>> BEGIN Data for the task
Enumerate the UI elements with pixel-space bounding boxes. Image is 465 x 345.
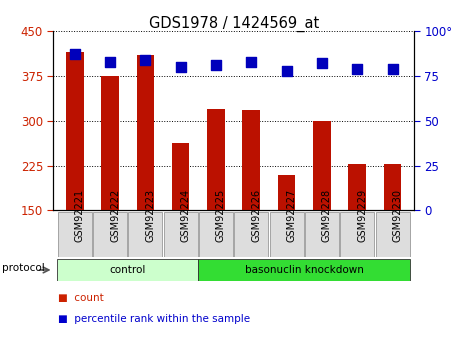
Bar: [270, 212, 304, 257]
Bar: [128, 212, 162, 257]
Bar: [164, 212, 198, 257]
Bar: [57, 259, 199, 281]
Point: [353, 66, 361, 71]
Point: [142, 57, 149, 62]
Text: GSM92224: GSM92224: [181, 189, 191, 242]
Text: GDS1978 / 1424569_at: GDS1978 / 1424569_at: [148, 16, 319, 32]
Point: [177, 64, 185, 70]
Bar: [313, 121, 331, 210]
Text: GSM92223: GSM92223: [146, 189, 155, 242]
Text: GSM92228: GSM92228: [322, 189, 332, 242]
Point: [213, 62, 220, 68]
Bar: [278, 175, 295, 210]
Text: ■  percentile rank within the sample: ■ percentile rank within the sample: [58, 314, 250, 324]
Bar: [199, 259, 410, 281]
Bar: [58, 212, 92, 257]
Bar: [207, 109, 225, 210]
Text: GSM92222: GSM92222: [110, 189, 120, 243]
Point: [71, 52, 79, 57]
Bar: [66, 52, 84, 210]
Point: [106, 59, 114, 64]
Text: GSM92225: GSM92225: [216, 189, 226, 243]
Text: GSM92229: GSM92229: [357, 189, 367, 242]
Bar: [340, 212, 374, 257]
Bar: [376, 212, 410, 257]
Bar: [305, 212, 339, 257]
Bar: [101, 76, 119, 210]
Point: [283, 68, 290, 73]
Bar: [172, 144, 190, 210]
Point: [318, 61, 325, 66]
Bar: [384, 164, 401, 210]
Text: GSM92226: GSM92226: [251, 189, 261, 242]
Bar: [137, 55, 154, 210]
Text: ■  count: ■ count: [58, 294, 104, 303]
Bar: [234, 212, 268, 257]
Text: GSM92221: GSM92221: [75, 189, 85, 242]
Text: basonuclin knockdown: basonuclin knockdown: [245, 265, 364, 275]
Point: [389, 66, 396, 71]
Bar: [199, 212, 233, 257]
Text: GSM92230: GSM92230: [392, 189, 403, 242]
Text: GSM92227: GSM92227: [286, 189, 297, 243]
Text: protocol: protocol: [2, 263, 45, 273]
Bar: [242, 110, 260, 210]
Bar: [348, 164, 366, 210]
Point: [247, 59, 255, 64]
Text: control: control: [109, 265, 146, 275]
Bar: [93, 212, 127, 257]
>> END Data for the task
== Prompt ==
Reproduce every line of the records above word for word, omitting the pictures.

== Written solution ==
Enumerate the UI elements with pixel-space bounding boxes. Image is 465 x 345.
Bar: [270, 212, 304, 257]
Bar: [128, 212, 162, 257]
Bar: [164, 212, 198, 257]
Bar: [57, 259, 199, 281]
Point: [353, 66, 361, 71]
Point: [142, 57, 149, 62]
Text: GSM92224: GSM92224: [181, 189, 191, 242]
Text: GDS1978 / 1424569_at: GDS1978 / 1424569_at: [148, 16, 319, 32]
Point: [177, 64, 185, 70]
Bar: [313, 121, 331, 210]
Text: GSM92223: GSM92223: [146, 189, 155, 242]
Text: GSM92228: GSM92228: [322, 189, 332, 242]
Point: [213, 62, 220, 68]
Bar: [278, 175, 295, 210]
Text: ■  percentile rank within the sample: ■ percentile rank within the sample: [58, 314, 250, 324]
Bar: [199, 259, 410, 281]
Bar: [58, 212, 92, 257]
Bar: [207, 109, 225, 210]
Text: GSM92222: GSM92222: [110, 189, 120, 243]
Point: [71, 52, 79, 57]
Bar: [66, 52, 84, 210]
Point: [106, 59, 114, 64]
Text: GSM92225: GSM92225: [216, 189, 226, 243]
Text: GSM92229: GSM92229: [357, 189, 367, 242]
Bar: [340, 212, 374, 257]
Bar: [376, 212, 410, 257]
Bar: [305, 212, 339, 257]
Bar: [101, 76, 119, 210]
Point: [283, 68, 290, 73]
Bar: [172, 144, 190, 210]
Point: [318, 61, 325, 66]
Bar: [384, 164, 401, 210]
Text: GSM92226: GSM92226: [251, 189, 261, 242]
Bar: [137, 55, 154, 210]
Text: ■  count: ■ count: [58, 294, 104, 303]
Bar: [234, 212, 268, 257]
Text: GSM92221: GSM92221: [75, 189, 85, 242]
Text: basonuclin knockdown: basonuclin knockdown: [245, 265, 364, 275]
Point: [389, 66, 396, 71]
Bar: [199, 212, 233, 257]
Text: GSM92230: GSM92230: [392, 189, 403, 242]
Text: GSM92227: GSM92227: [286, 189, 297, 243]
Text: protocol: protocol: [2, 263, 45, 273]
Bar: [242, 110, 260, 210]
Bar: [348, 164, 366, 210]
Point: [247, 59, 255, 64]
Text: control: control: [109, 265, 146, 275]
Bar: [93, 212, 127, 257]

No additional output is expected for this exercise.